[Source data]
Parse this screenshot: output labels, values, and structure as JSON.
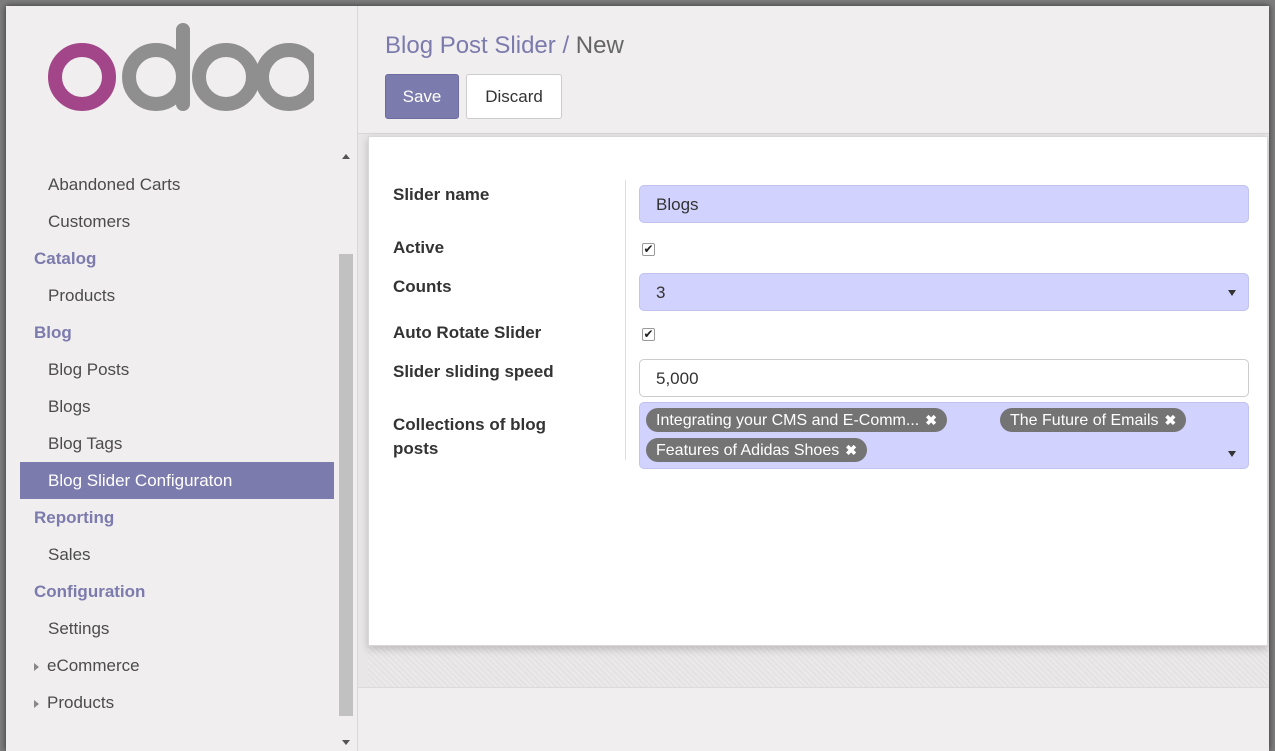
{
  "logo": {
    "text": "odoo",
    "accent": "#a24689",
    "grey": "#8f8f8f"
  },
  "sidebar": {
    "items": [
      {
        "type": "item",
        "label": "Abandoned Carts"
      },
      {
        "type": "item",
        "label": "Customers"
      },
      {
        "type": "header",
        "label": "Catalog"
      },
      {
        "type": "item",
        "label": "Products"
      },
      {
        "type": "header",
        "label": "Blog"
      },
      {
        "type": "item",
        "label": "Blog Posts"
      },
      {
        "type": "item",
        "label": "Blogs"
      },
      {
        "type": "item",
        "label": "Blog Tags"
      },
      {
        "type": "item",
        "label": "Blog Slider Configuraton",
        "active": true
      },
      {
        "type": "header",
        "label": "Reporting"
      },
      {
        "type": "item",
        "label": "Sales"
      },
      {
        "type": "header",
        "label": "Configuration"
      },
      {
        "type": "item",
        "label": "Settings"
      },
      {
        "type": "caret",
        "label": "eCommerce"
      },
      {
        "type": "caret",
        "label": "Products"
      }
    ]
  },
  "header": {
    "breadcrumb_parent": "Blog Post Slider",
    "breadcrumb_sep": "/",
    "breadcrumb_current": "New",
    "save_label": "Save",
    "discard_label": "Discard"
  },
  "form": {
    "slider_name_label": "Slider name",
    "slider_name_value": "Blogs",
    "active_label": "Active",
    "active_checked": true,
    "counts_label": "Counts",
    "counts_value": "3",
    "auto_rotate_label": "Auto Rotate Slider",
    "auto_rotate_checked": true,
    "speed_label": "Slider sliding speed",
    "speed_value": "5,000",
    "collections_label_line1": "Collections of blog",
    "collections_label_line2": "posts",
    "tags": [
      "Integrating your CMS and E-Comm...",
      "The Future of Emails",
      "Features of Adidas Shoes"
    ],
    "tag_remove_glyph": "✖",
    "check_glyph": "✔"
  },
  "colors": {
    "brand": "#7c7bad",
    "required_field": "#d2d2ff",
    "tag": "#747474"
  }
}
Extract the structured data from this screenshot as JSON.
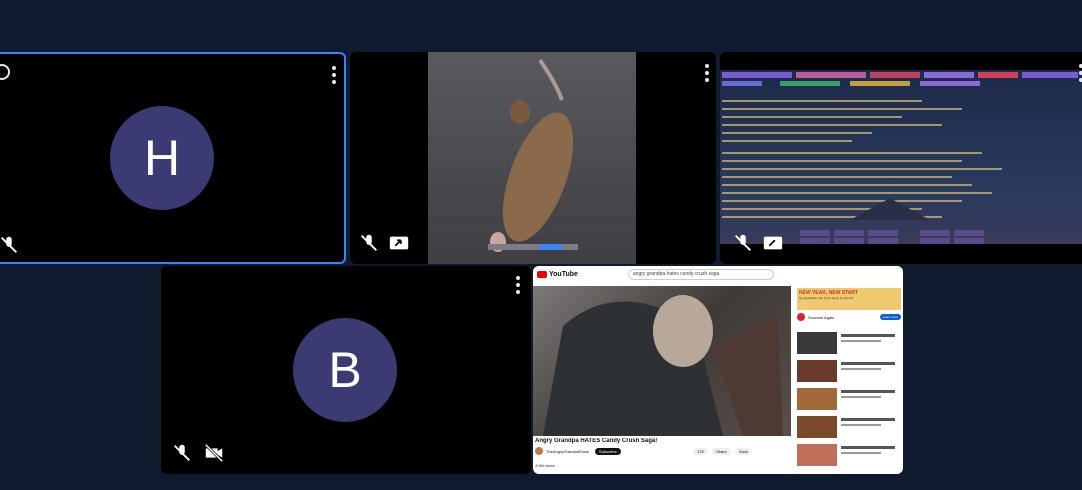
{
  "participants": [
    {
      "initial": "H"
    },
    {
      "initial": "B"
    }
  ],
  "screens": {
    "rat_video": {
      "caption": ""
    },
    "terminal": {
      "tabs": [
        "",
        "",
        "",
        "",
        "",
        "",
        ""
      ]
    },
    "youtube": {
      "logo": "YouTube",
      "search": "angry grandpa hates candy crush saga",
      "video_title": "Angry Grandpa HATES Candy Crush Saga!",
      "channel": "TheAngryGrandpaShow",
      "subscribe": "Subscribe",
      "ad_banner": "NEW YEAR, NEW START",
      "ad_sub": "No application fee if you apply by Jan 15",
      "ad_title": "Success Again",
      "ad_button": "Learn more",
      "likes": "17K",
      "share": "Share",
      "save": "Save",
      "views": "4.6M views"
    }
  },
  "colors": {
    "background": "#0f1a2e",
    "tile": "#000000",
    "active_border": "#3b82f6",
    "avatar": "#3b3a72"
  }
}
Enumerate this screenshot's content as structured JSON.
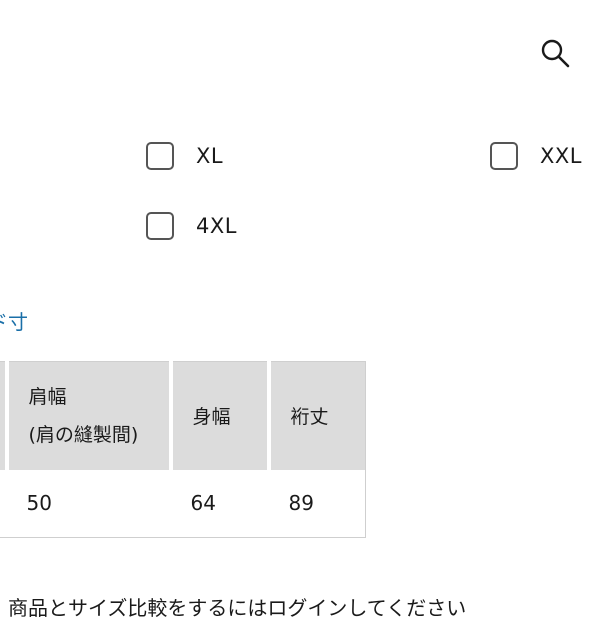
{
  "header": {
    "search_icon": "search-icon"
  },
  "size_options": [
    {
      "label": "XL",
      "checked": false
    },
    {
      "label": "XXL",
      "checked": false
    },
    {
      "label": "4XL",
      "checked": false
    }
  ],
  "dimensions_link": {
    "label": "ド寸"
  },
  "size_table": {
    "headers": {
      "shoulder_line1": "肩幅",
      "shoulder_line2": "(肩の縫製間)",
      "body_width": "身幅",
      "sleeve_length": "裄丈"
    },
    "rows": [
      {
        "shoulder": "50",
        "body_width": "64",
        "sleeve_length": "89"
      }
    ]
  },
  "login_note": "商品とサイズ比較をするにはログインしてください",
  "colors": {
    "link": "#1a6fa8",
    "header_bg": "#dcdcdc",
    "checkbox_border": "#555555"
  }
}
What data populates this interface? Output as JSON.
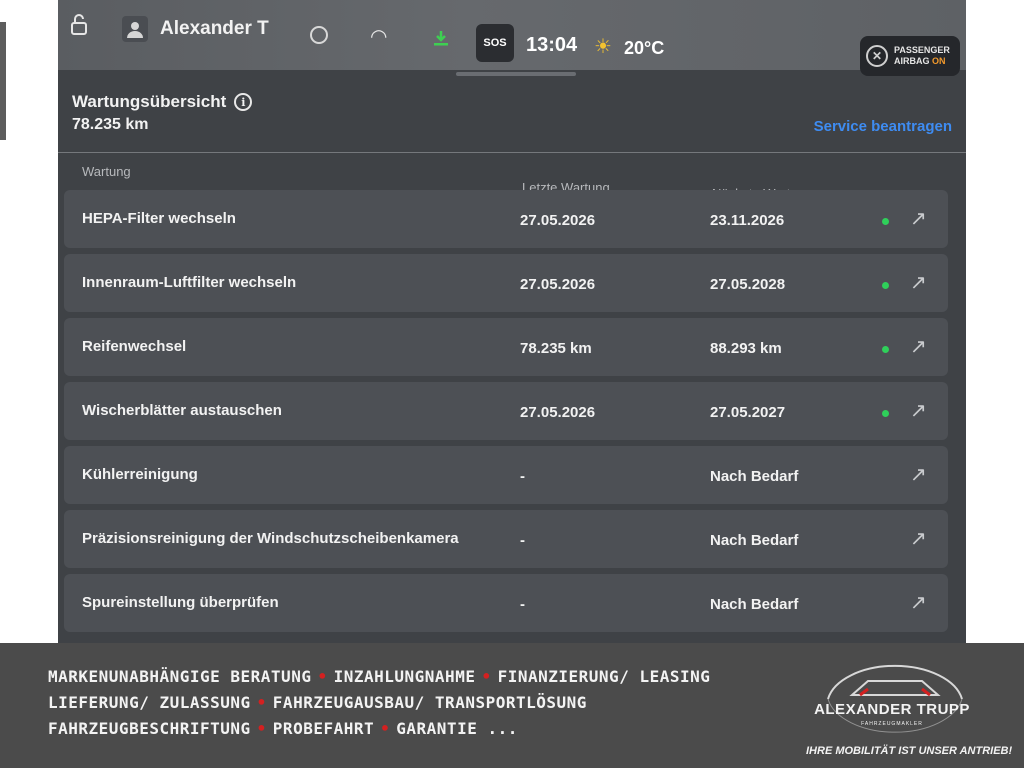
{
  "status_bar": {
    "user_name": "Alexander T",
    "sos_label": "SOS",
    "time": "13:04",
    "temperature": "20°C",
    "airbag_label": "PASSENGER",
    "airbag_label2": "AIRBAG",
    "airbag_state": "ON",
    "icons": [
      "lock-icon",
      "user-icon",
      "circle-icon",
      "wifi-icon",
      "download-icon",
      "sos-icon",
      "sun-icon",
      "airbag-off-icon"
    ],
    "airbag_on_color": "#f39a2c"
  },
  "header": {
    "title": "Wartungsübersicht",
    "odometer": "78.235 km",
    "service_link": "Service beantragen"
  },
  "table": {
    "columns": {
      "name": "Wartung",
      "last": "Letzte Wartung",
      "next": "Nächste Wartung"
    },
    "rows": [
      {
        "name": "HEPA-Filter wechseln",
        "last": "27.05.2026",
        "next": "23.11.2026",
        "status": "ok"
      },
      {
        "name": "Innenraum-Luftfilter wechseln",
        "last": "27.05.2026",
        "next": "27.05.2028",
        "status": "ok"
      },
      {
        "name": "Reifenwechsel",
        "last": "78.235 km",
        "next": "88.293 km",
        "status": "ok"
      },
      {
        "name": "Wischerblätter austauschen",
        "last": "27.05.2026",
        "next": "27.05.2027",
        "status": "ok"
      },
      {
        "name": "Kühlerreinigung",
        "last": "-",
        "next": "Nach Bedarf",
        "status": "none"
      },
      {
        "name": "Präzisionsreinigung der Windschutzscheibenkamera",
        "last": "-",
        "next": "Nach Bedarf",
        "status": "none"
      },
      {
        "name": "Spureinstellung überprüfen",
        "last": "-",
        "next": "Nach Bedarf",
        "status": "none"
      }
    ],
    "status_color": "#2fd05a",
    "row_icon": "arrow-up-right-icon"
  },
  "banner": {
    "line1": [
      "MARKENUNABHÄNGIGE BERATUNG",
      "INZAHLUNGNAHME",
      "FINANZIERUNG/ LEASING"
    ],
    "line2": [
      "LIEFERUNG/ ZULASSUNG",
      "FAHRZEUGAUSBAU/ TRANSPORTLÖSUNG"
    ],
    "line3": [
      "FAHRZEUGBESCHRIFTUNG",
      "PROBEFAHRT",
      "GARANTIE ..."
    ],
    "separator_color": "#d42020",
    "logo_name": "ALEXANDER TRUPP",
    "logo_sub": "FAHRZEUGMAKLER",
    "tagline": "IHRE MOBILITÄT IST UNSER ANTRIEB!"
  }
}
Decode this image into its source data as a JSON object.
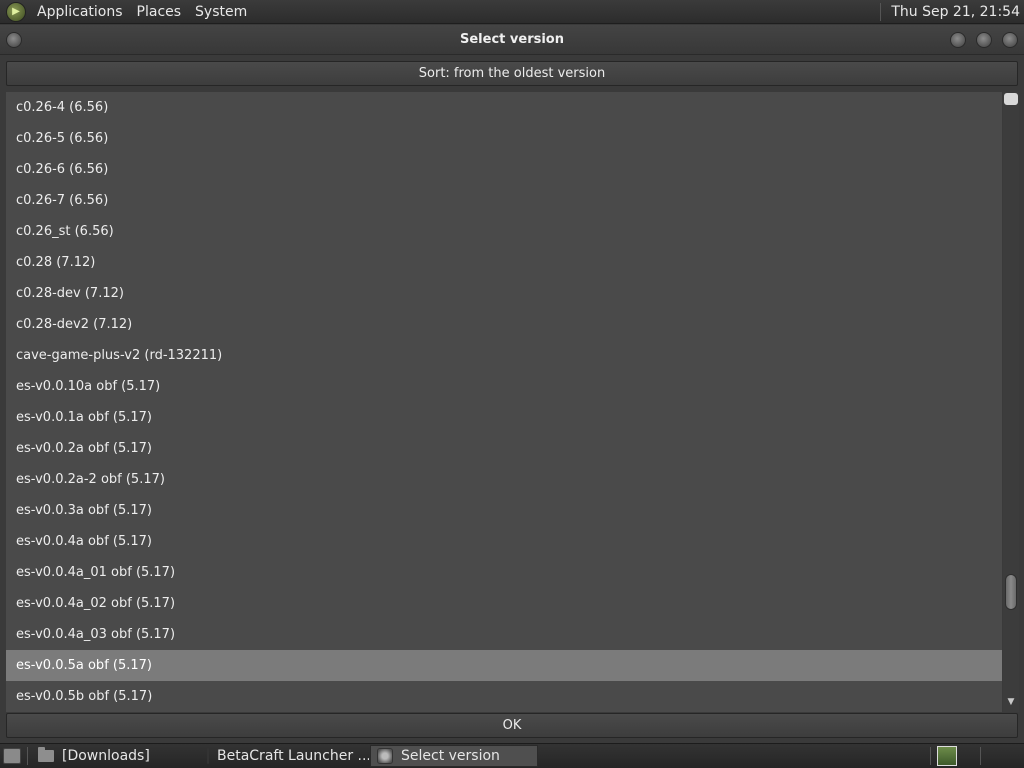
{
  "top_panel": {
    "menus": [
      "Applications",
      "Places",
      "System"
    ],
    "clock": "Thu Sep 21, 21:54"
  },
  "window": {
    "title": "Select version",
    "sort_label": "Sort: from the oldest version",
    "ok_label": "OK"
  },
  "list": {
    "items": [
      "c0.26-4 (6.56)",
      "c0.26-5 (6.56)",
      "c0.26-6 (6.56)",
      "c0.26-7 (6.56)",
      "c0.26_st (6.56)",
      "c0.28 (7.12)",
      "c0.28-dev (7.12)",
      "c0.28-dev2 (7.12)",
      "cave-game-plus-v2 (rd-132211)",
      "es-v0.0.10a obf (5.17)",
      "es-v0.0.1a obf (5.17)",
      "es-v0.0.2a obf (5.17)",
      "es-v0.0.2a-2 obf (5.17)",
      "es-v0.0.3a obf (5.17)",
      "es-v0.0.4a obf (5.17)",
      "es-v0.0.4a_01 obf (5.17)",
      "es-v0.0.4a_02 obf (5.17)",
      "es-v0.0.4a_03 obf (5.17)",
      "es-v0.0.5a obf (5.17)",
      "es-v0.0.5b obf (5.17)"
    ],
    "selected_index": 18
  },
  "scrollbar": {
    "position_fraction": 0.85
  },
  "taskbar": {
    "tasks": [
      {
        "label": "[Downloads]",
        "icon": "folder-icon"
      },
      {
        "label": "BetaCraft Launcher ...",
        "icon": "betacraft-icon"
      },
      {
        "label": "Select version",
        "icon": "betacraft-icon"
      }
    ],
    "active_index": 2
  }
}
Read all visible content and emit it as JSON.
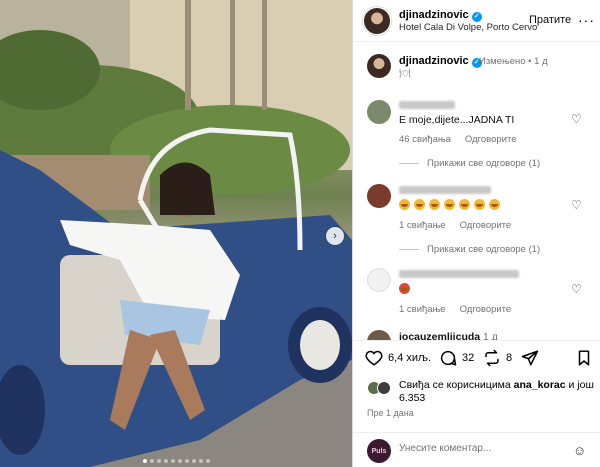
{
  "header": {
    "username": "djinadzinovic",
    "location": "Hotel Cala Di Volpe, Porto Cervo",
    "follow_label": "Пратите",
    "more_label": "···"
  },
  "caption": {
    "username": "djinadzinovic",
    "edited": "Измењено",
    "time": "1 д"
  },
  "comments": [
    {
      "text": "E moje,dijete...JADNA TI",
      "likes": "46 свиђања",
      "reply": "Одговорите",
      "view_replies": "Прикажи све одговоре (1)"
    },
    {
      "likes": "1 свиђање",
      "reply": "Одговорите",
      "view_replies": "Прикажи све одговоре (1)"
    },
    {
      "likes": "1 свиђање",
      "reply": "Одговорите"
    },
    {
      "username": "jocauzemljicuda",
      "time": "1 д"
    }
  ],
  "actions": {
    "likes_count": "6,4 хиљ.",
    "comments_count": "32",
    "reposts_count": "8"
  },
  "likes_line": {
    "prefix": "Свиђа се корисницима ",
    "user": "ana_korac",
    "suffix": " и још 6.353"
  },
  "date": "Пре 1 дана",
  "add_comment": {
    "placeholder": "Унесите коментар...",
    "logo_text": "Puls"
  },
  "colors": {
    "verified": "#0095f6",
    "meta": "#737373"
  }
}
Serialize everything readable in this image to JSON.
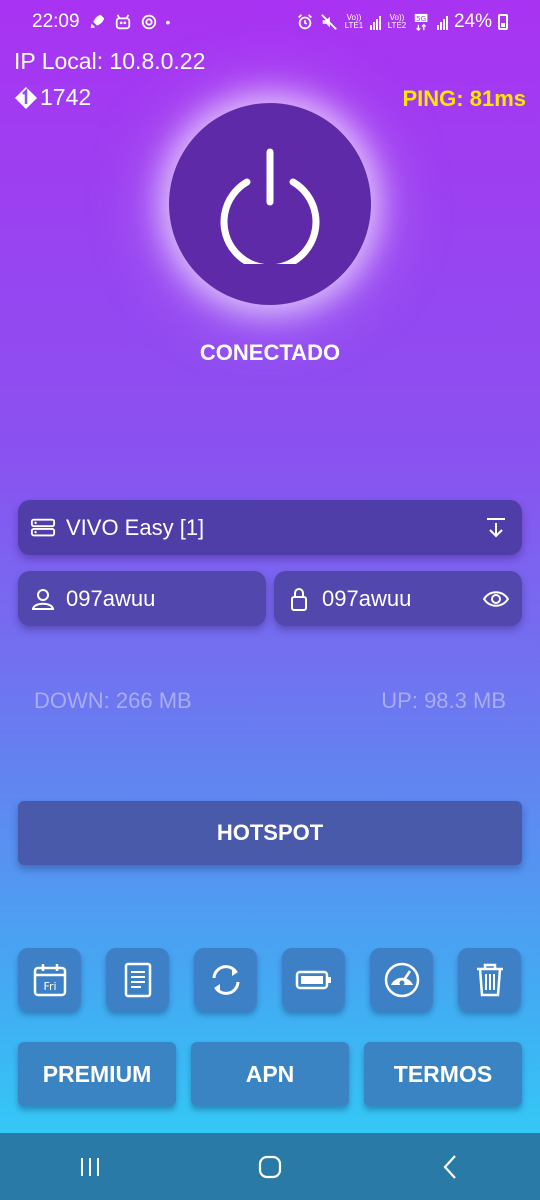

> Given problem: Extract all lines of the records above that include "Blogs".

> The solution:
        "label": "Blogs"
    "slider_name_value": "Blogs",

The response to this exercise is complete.